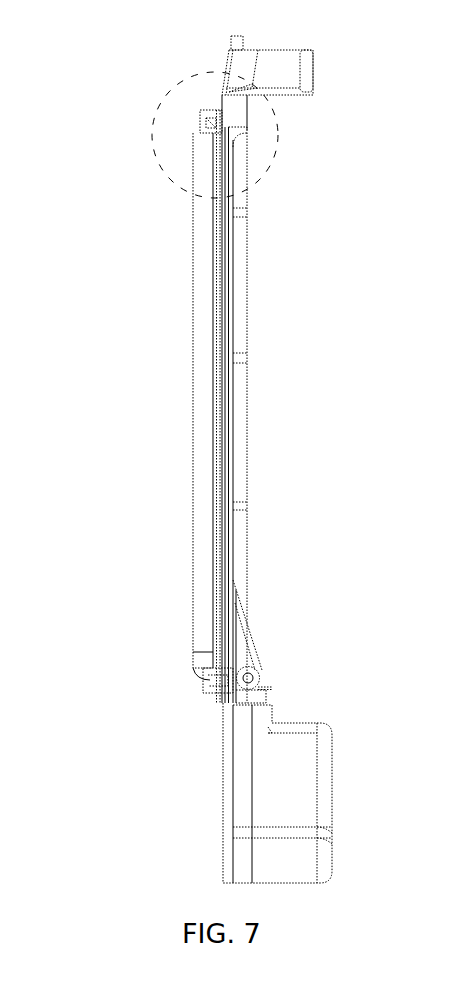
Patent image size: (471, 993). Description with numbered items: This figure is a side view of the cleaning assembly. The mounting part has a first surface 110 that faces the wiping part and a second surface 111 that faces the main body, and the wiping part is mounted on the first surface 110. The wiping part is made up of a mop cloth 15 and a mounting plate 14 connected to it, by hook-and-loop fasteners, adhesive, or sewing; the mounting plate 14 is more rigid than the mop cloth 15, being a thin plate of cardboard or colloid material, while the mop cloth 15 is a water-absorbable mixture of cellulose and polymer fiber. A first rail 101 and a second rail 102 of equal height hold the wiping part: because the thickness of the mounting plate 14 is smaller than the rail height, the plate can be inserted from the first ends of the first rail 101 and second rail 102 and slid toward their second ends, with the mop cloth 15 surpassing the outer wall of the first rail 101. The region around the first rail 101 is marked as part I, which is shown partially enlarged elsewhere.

The part I is at (215, 75).
The first rail 101 is at (203, 120).
The second rail 102 is at (222, 682).
The mounting plate 14 is at (213, 247).
The mop cloth 15 is at (207, 370).
The first surface 110 is at (222, 467).
The second surface 111 is at (247, 440).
====================
- Set task -
Express the records above as a two-column CSV headed input and output, with one row per record holding its text and its answer. Place each value in a single quoted field with line breaks replaced by spaces, and omit the pictures.

- Right answer -
input,output
"Patent image size: (471, 993). Description with numbered items: This figure is a side view of the cleaning assembly. The mounting part has a first surface 110 that faces the wiping part and a second surface 111 that faces the main body, and the wiping part is mounted on the first surface 110. The wiping part is made up of a mop cloth 15 and a mounting plate 14 connected to it, by hook-and-loop fasteners, adhesive, or sewing; the mounting plate 14 is more rigid than the mop cloth 15, being a thin plate of cardboard or colloid material, while the mop cloth 15 is a water-absorbable mixture of cellulose and polymer fiber. A first rail 101 and a second rail 102 of equal height hold the wiping part: because the thickness of the mounting plate 14 is smaller than the rail height, the plate can be inserted from the first ends of the first rail 101 and second rail 102 and slid toward their second ends, with the mop cloth 15 surpassing the outer wall of the first rail 101. The region around the first rail 101 is marked as part I, which is shown partially enlarged elsewhere.","The part I is at (215, 75). The first rail 101 is at (203, 120). The second rail 102 is at (222, 682). The mounting plate 14 is at (213, 247). The mop cloth 15 is at (207, 370). The first surface 110 is at (222, 467). The second surface 111 is at (247, 440)."